● DIRECTIONS
Determine how many lines hold "下列说法中正确的是" and give only that number.

------ GIVEN RECORDS ------

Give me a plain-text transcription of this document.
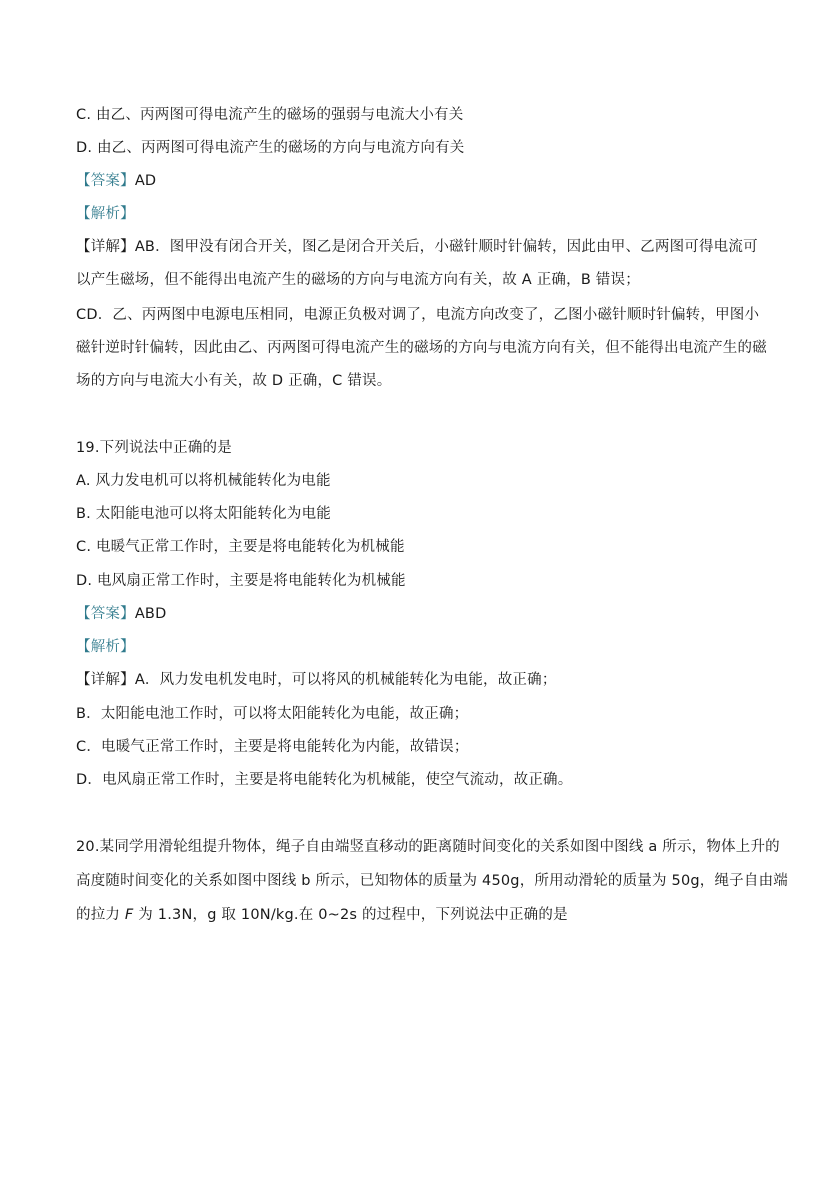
C. 由乙、丙两图可得电流产生的磁场的强弱与电流大小有关
D. 由乙、丙两图可得电流产生的磁场的方向与电流方向有关
【答案】AD
【解析】
【详解】AB．图甲没有闭合开关，图乙是闭合开关后，小磁针顺时针偏转，因此由甲、乙两图可得电流可
以产生磁场，但不能得出电流产生的磁场的方向与电流方向有关，故 A 正确，B 错误；
CD．乙、丙两图中电源电压相同，电源正负极对调了，电流方向改变了，乙图小磁针顺时针偏转，甲图小
磁针逆时针偏转，因此由乙、丙两图可得电流产生的磁场的方向与电流方向有关，但不能得出电流产生的磁
场的方向与电流大小有关，故 D 正确，C 错误。
19.下列说法中正确的是
A. 风力发电机可以将机械能转化为电能
B. 太阳能电池可以将太阳能转化为电能
C. 电暖气正常工作时，主要是将电能转化为机械能
D. 电风扇正常工作时，主要是将电能转化为机械能
【答案】ABD
【解析】
【详解】A．风力发电机发电时，可以将风的机械能转化为电能，故正确；
B．太阳能电池工作时，可以将太阳能转化为电能，故正确；
C．电暖气正常工作时，主要是将电能转化为内能，故错误；
D．电风扇正常工作时，主要是将电能转化为机械能，使空气流动，故正确。
20.某同学用滑轮组提升物体，绳子自由端竖直移动的距离随时间变化的关系如图中图线 a 所示，物体上升的
高度随时间变化的关系如图中图线 b 所示，已知物体的质量为 450g，所用动滑轮的质量为 50g，绳子自由端
的拉力 F 为 1.3N，g 取 10N/kg.在 0~2s 的过程中，下列说法中正确的是
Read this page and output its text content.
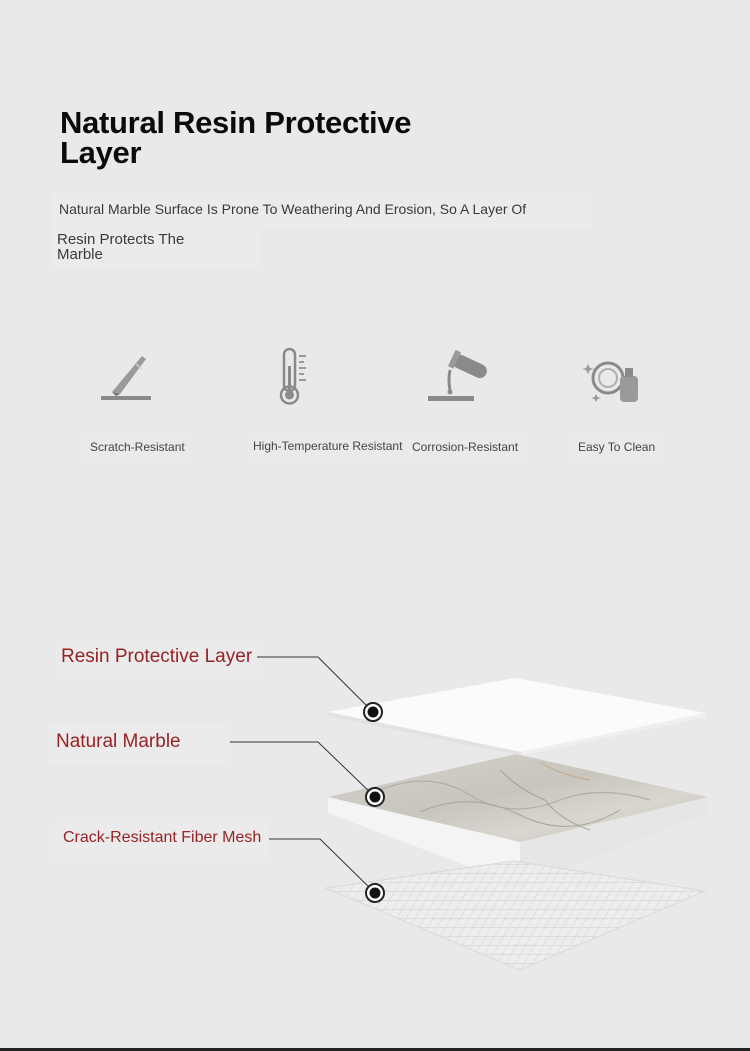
Natural Resin Protective
Layer
Natural Marble Surface Is Prone To Weathering And Erosion, So A Layer Of
Resin Protects The
Marble
Scratch-Resistant	High-Temperature Resistant Corrosion-Resistant	Easy To Clean
Resin Protective Layer
Natural Marble
Crack-Resistant Fiber Mesh
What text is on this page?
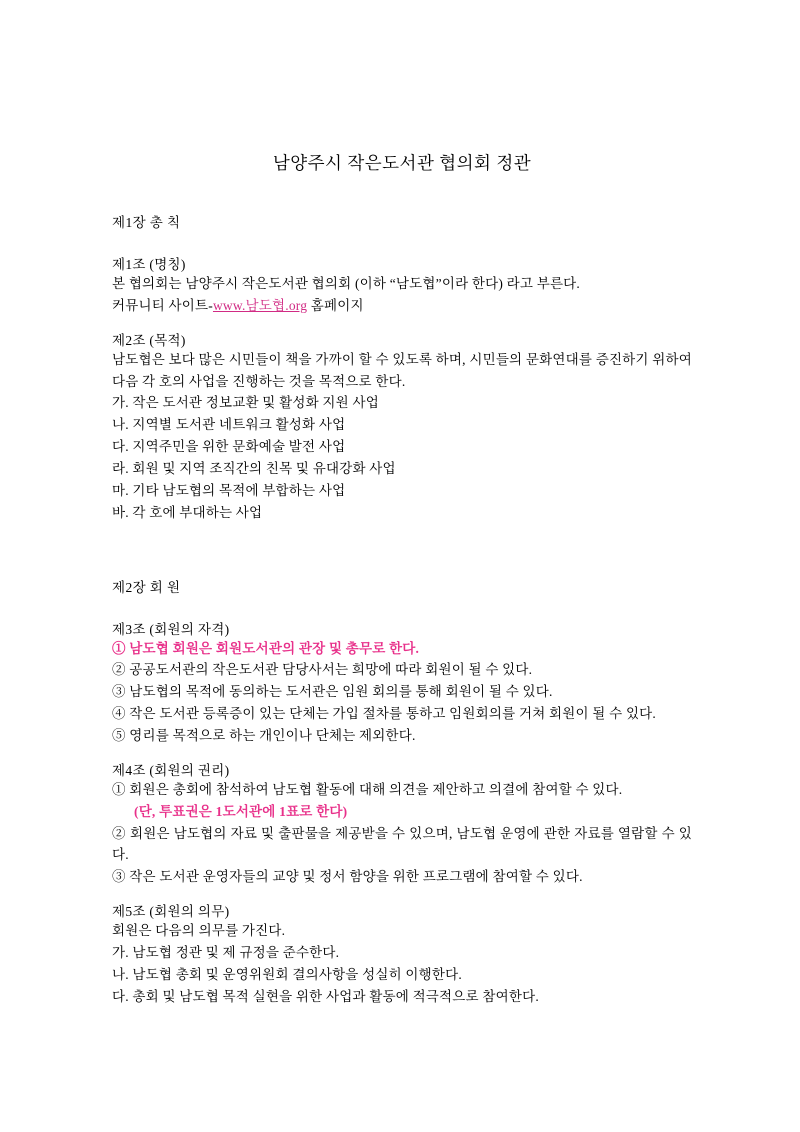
남양주시 작은도서관 협의회 정관
제1장 총 칙

제1조 (명칭)

본 협의회는 남양주시 작은도서관 협의회 (이하 “남도협”이라 한다) 라고 부른다.

커뮤니티 사이트-www.남도협.org 홈페이지

제2조 (목적)

남도협은 보다 많은 시민들이 책을 가까이 할 수 있도록 하며, 시민들의 문화연대를 증진하기 위하여 다음 각 호의 사업을 진행하는 것을 목적으로 한다.

가. 작은 도서관 정보교환 및 활성화 지원 사업

나. 지역별 도서관 네트워크 활성화 사업

다. 지역주민을 위한 문화예술 발전 사업

라. 회원 및 지역 조직간의 친목 및 유대강화 사업

마. 기타 남도협의 목적에 부합하는 사업

바. 각 호에 부대하는 사업

제2장 회 원

제3조 (회원의 자격)

① 남도협 회원은 회원도서관의 관장 및 총무로 한다.

② 공공도서관의 작은도서관 담당사서는 희망에 따라 회원이 될 수 있다.

③ 남도협의 목적에 동의하는 도서관은 임원 회의를 통해 회원이 될 수 있다.

④ 작은 도서관 등록증이 있는 단체는 가입 절차를 통하고 임원회의를 거쳐 회원이 될 수 있다.

⑤ 영리를 목적으로 하는 개인이나 단체는 제외한다.

제4조 (회원의 권리)

① 회원은 총회에 참석하여 남도협 활동에 대해 의견을 제안하고 의결에 참여할 수 있다.

(단, 투표권은 1도서관에 1표로 한다)

② 회원은 남도협의 자료 및 출판물을 제공받을 수 있으며, 남도협 운영에 관한 자료를 열람할 수 있다.

③ 작은 도서관 운영자들의 교양 및 정서 함양을 위한 프로그램에 참여할 수 있다.

제5조 (회원의 의무)

회원은 다음의 의무를 가진다.

가. 남도협 정관 및 제 규정을 준수한다.

나. 남도협 총회 및 운영위원회 결의사항을 성실히 이행한다.

다. 총회 및 남도협 목적 실현을 위한 사업과 활동에 적극적으로 참여한다.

------

● SOLUTION FOR THIS TASK
2